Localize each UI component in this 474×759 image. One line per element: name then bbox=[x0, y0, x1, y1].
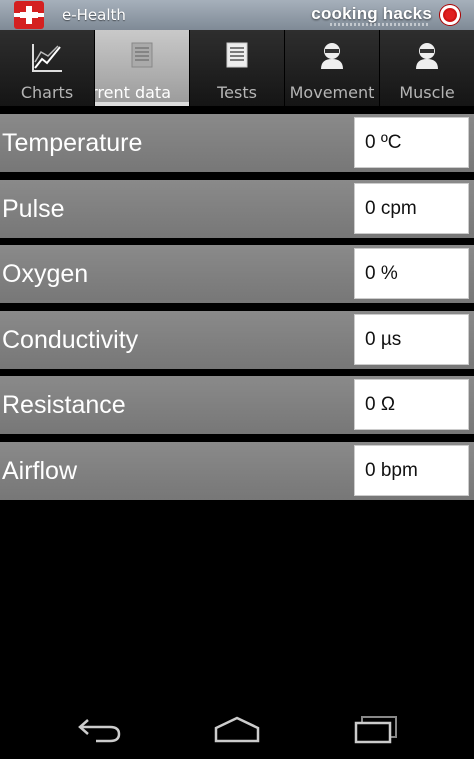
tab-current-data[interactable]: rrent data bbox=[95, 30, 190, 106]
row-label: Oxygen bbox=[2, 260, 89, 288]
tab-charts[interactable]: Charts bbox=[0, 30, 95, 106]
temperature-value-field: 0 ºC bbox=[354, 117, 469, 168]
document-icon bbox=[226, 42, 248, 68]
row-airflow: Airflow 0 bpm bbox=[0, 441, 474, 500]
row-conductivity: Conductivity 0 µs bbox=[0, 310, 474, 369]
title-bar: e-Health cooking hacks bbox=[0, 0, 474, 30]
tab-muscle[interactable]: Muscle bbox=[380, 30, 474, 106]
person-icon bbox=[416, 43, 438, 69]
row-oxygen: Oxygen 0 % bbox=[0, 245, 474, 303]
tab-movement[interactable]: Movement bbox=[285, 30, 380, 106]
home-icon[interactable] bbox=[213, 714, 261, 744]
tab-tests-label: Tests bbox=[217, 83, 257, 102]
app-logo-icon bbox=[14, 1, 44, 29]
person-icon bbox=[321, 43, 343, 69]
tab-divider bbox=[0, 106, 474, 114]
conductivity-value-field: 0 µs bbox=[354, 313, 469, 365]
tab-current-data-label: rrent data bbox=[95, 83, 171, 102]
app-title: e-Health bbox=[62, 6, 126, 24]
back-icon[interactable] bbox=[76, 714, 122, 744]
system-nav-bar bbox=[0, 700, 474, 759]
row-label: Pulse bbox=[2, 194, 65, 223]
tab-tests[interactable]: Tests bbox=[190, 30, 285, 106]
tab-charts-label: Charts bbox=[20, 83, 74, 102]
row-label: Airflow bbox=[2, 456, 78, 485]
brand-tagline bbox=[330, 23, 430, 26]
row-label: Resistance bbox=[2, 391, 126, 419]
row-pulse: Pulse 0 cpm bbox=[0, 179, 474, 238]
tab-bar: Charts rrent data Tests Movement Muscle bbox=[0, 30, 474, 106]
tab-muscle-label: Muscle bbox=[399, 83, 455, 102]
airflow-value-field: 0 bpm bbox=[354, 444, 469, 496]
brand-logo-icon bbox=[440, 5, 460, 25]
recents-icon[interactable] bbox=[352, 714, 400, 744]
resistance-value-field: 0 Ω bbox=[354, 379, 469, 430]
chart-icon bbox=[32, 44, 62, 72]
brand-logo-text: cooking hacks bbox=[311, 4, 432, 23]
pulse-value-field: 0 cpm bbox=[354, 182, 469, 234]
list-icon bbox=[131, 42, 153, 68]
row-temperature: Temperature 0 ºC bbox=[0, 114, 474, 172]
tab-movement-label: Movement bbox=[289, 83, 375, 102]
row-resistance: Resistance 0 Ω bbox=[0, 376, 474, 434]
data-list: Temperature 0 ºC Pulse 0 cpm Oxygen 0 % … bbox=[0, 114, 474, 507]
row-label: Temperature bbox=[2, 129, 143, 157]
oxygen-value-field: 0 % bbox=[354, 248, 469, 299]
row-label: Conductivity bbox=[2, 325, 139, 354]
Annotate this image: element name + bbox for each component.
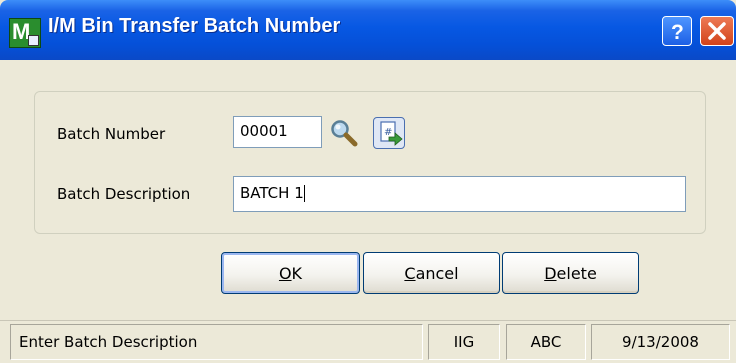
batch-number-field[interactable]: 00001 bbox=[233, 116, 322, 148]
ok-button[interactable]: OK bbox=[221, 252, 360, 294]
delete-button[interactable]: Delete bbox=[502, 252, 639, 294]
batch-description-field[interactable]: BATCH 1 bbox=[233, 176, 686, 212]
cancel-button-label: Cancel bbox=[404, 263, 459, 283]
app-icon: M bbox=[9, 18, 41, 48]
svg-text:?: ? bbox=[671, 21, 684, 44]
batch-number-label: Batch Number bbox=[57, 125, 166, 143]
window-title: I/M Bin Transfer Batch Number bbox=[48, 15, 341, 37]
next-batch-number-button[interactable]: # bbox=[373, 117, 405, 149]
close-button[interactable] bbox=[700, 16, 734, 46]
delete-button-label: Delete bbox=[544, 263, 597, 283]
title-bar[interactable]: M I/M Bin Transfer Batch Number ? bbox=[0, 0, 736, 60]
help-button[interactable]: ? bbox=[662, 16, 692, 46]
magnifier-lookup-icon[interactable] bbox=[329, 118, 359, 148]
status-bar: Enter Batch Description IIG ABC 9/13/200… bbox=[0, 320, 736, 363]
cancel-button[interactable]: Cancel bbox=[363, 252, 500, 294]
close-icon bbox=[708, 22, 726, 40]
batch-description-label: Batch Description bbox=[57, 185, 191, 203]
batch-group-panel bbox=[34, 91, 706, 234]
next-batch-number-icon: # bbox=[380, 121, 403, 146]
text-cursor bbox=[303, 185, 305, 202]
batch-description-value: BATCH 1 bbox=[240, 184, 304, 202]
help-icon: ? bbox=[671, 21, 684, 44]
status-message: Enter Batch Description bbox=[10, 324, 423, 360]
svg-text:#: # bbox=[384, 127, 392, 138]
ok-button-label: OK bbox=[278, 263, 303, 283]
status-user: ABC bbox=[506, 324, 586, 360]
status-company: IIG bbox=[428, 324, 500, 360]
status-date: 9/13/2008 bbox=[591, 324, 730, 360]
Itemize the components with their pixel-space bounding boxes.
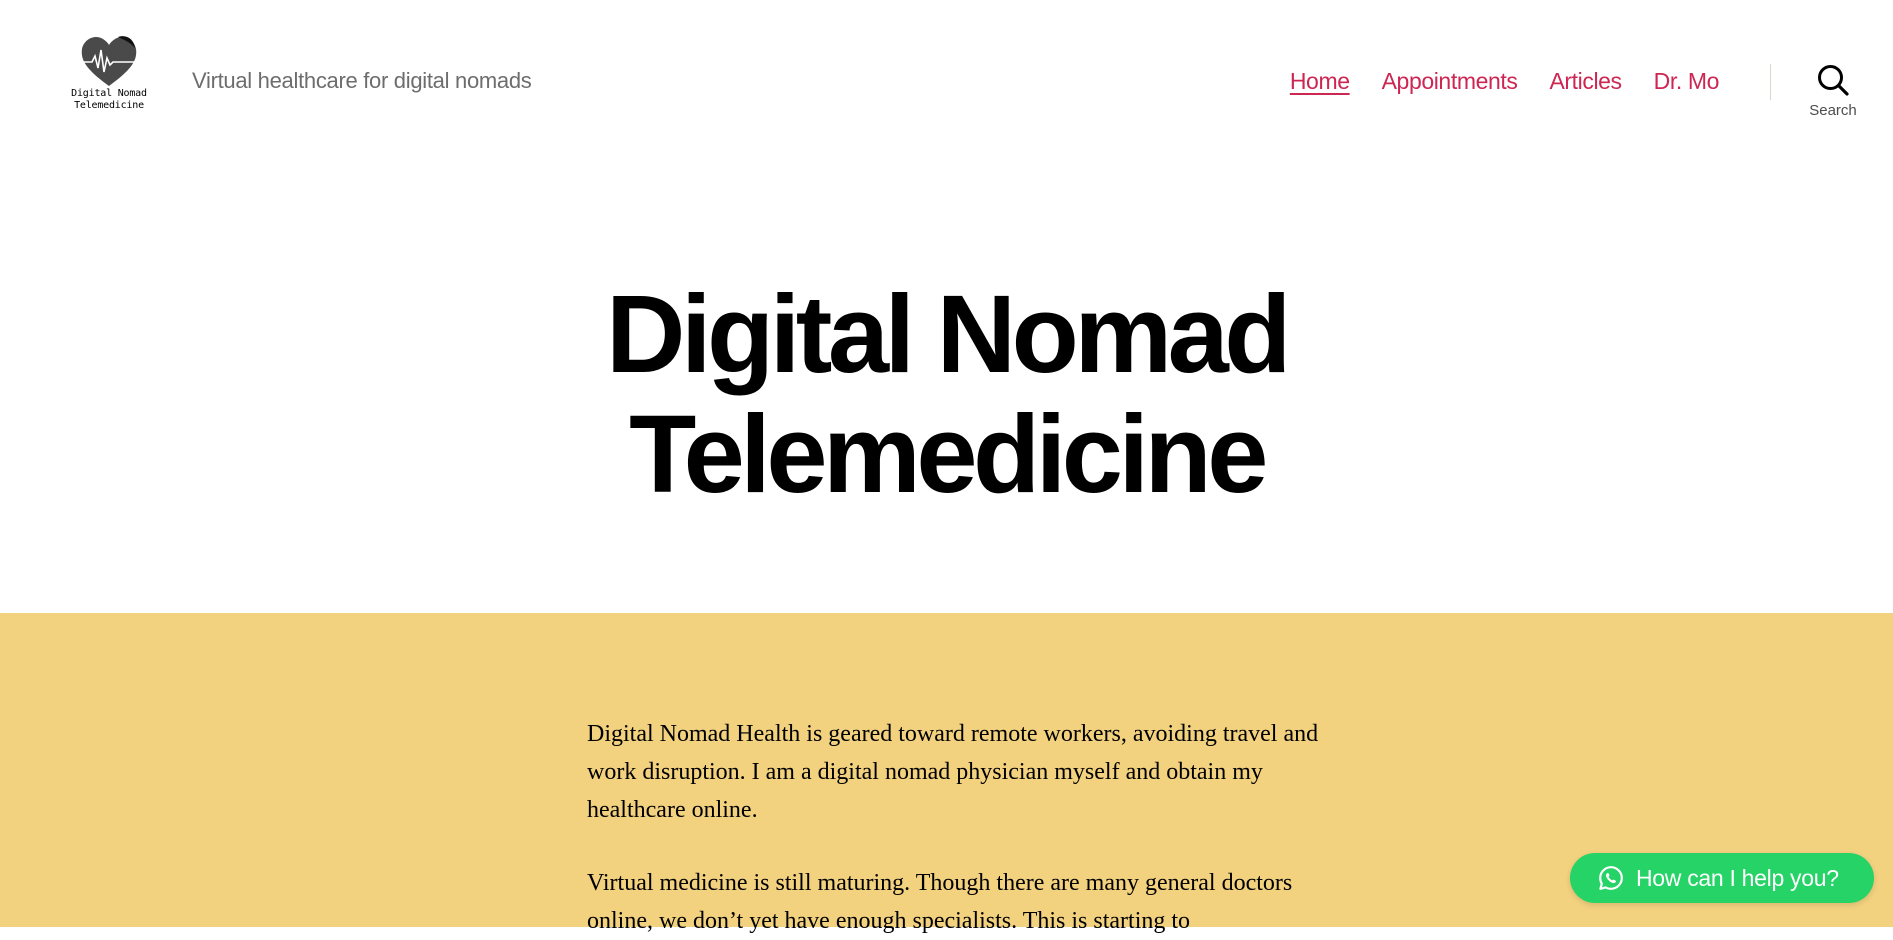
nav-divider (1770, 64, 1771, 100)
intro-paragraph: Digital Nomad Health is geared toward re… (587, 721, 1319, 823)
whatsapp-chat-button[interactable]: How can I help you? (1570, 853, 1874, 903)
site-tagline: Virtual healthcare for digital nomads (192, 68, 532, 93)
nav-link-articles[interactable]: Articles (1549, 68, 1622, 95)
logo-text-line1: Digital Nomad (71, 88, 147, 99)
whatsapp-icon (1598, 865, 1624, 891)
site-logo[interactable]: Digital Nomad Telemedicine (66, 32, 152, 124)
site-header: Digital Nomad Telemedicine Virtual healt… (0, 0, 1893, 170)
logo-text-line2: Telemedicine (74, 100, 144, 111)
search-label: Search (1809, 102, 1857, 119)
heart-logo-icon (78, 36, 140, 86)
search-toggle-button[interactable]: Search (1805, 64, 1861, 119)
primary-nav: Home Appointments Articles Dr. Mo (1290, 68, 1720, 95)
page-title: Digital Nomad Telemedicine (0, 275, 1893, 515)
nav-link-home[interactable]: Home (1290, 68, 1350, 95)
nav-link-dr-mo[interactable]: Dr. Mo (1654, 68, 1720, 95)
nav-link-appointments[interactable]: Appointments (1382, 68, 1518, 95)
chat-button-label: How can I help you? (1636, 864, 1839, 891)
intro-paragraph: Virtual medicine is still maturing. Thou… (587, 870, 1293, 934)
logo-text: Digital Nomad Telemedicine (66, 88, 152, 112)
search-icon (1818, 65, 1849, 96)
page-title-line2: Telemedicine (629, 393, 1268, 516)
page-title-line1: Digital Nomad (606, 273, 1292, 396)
=======
TREŚĆ ZADANIA -
Zastąp "How can I help you?" wyrażeniem "How can we help?" we wszystkich wierszach od tego, który zawiera "nav-divider (1770, 64, 1771, 100)", aż do ostatniego wiersza włącznie. Przepisz tylko te wiersze, a poza tą zamianą nic w nich nie zmieniaj.

WYNIK ĆWICZENIA -
nav-divider (1770, 64, 1771, 100)
intro-paragraph: Digital Nomad Health is geared toward re… (587, 721, 1319, 823)
whatsapp-chat-button[interactable]: How can we help? (1570, 853, 1874, 903)
site-tagline: Virtual healthcare for digital nomads (192, 68, 532, 93)
nav-link-articles[interactable]: Articles (1549, 68, 1622, 95)
logo-text-line1: Digital Nomad (71, 88, 147, 99)
whatsapp-icon (1598, 865, 1624, 891)
site-logo[interactable]: Digital Nomad Telemedicine (66, 32, 152, 124)
site-header: Digital Nomad Telemedicine Virtual healt… (0, 0, 1893, 170)
logo-text-line2: Telemedicine (74, 100, 144, 111)
search-label: Search (1809, 102, 1857, 119)
heart-logo-icon (78, 36, 140, 86)
search-toggle-button[interactable]: Search (1805, 64, 1861, 119)
primary-nav: Home Appointments Articles Dr. Mo (1290, 68, 1720, 95)
page-title: Digital Nomad Telemedicine (0, 275, 1893, 515)
nav-link-home[interactable]: Home (1290, 68, 1350, 95)
nav-link-dr-mo[interactable]: Dr. Mo (1654, 68, 1720, 95)
nav-link-appointments[interactable]: Appointments (1382, 68, 1518, 95)
chat-button-label: How can we help? (1636, 864, 1839, 891)
intro-paragraph: Virtual medicine is still maturing. Thou… (587, 870, 1293, 934)
logo-text: Digital Nomad Telemedicine (66, 88, 152, 112)
search-icon (1818, 65, 1849, 96)
page-title-line2: Telemedicine (629, 393, 1268, 516)
page-title-line1: Digital Nomad (606, 273, 1292, 396)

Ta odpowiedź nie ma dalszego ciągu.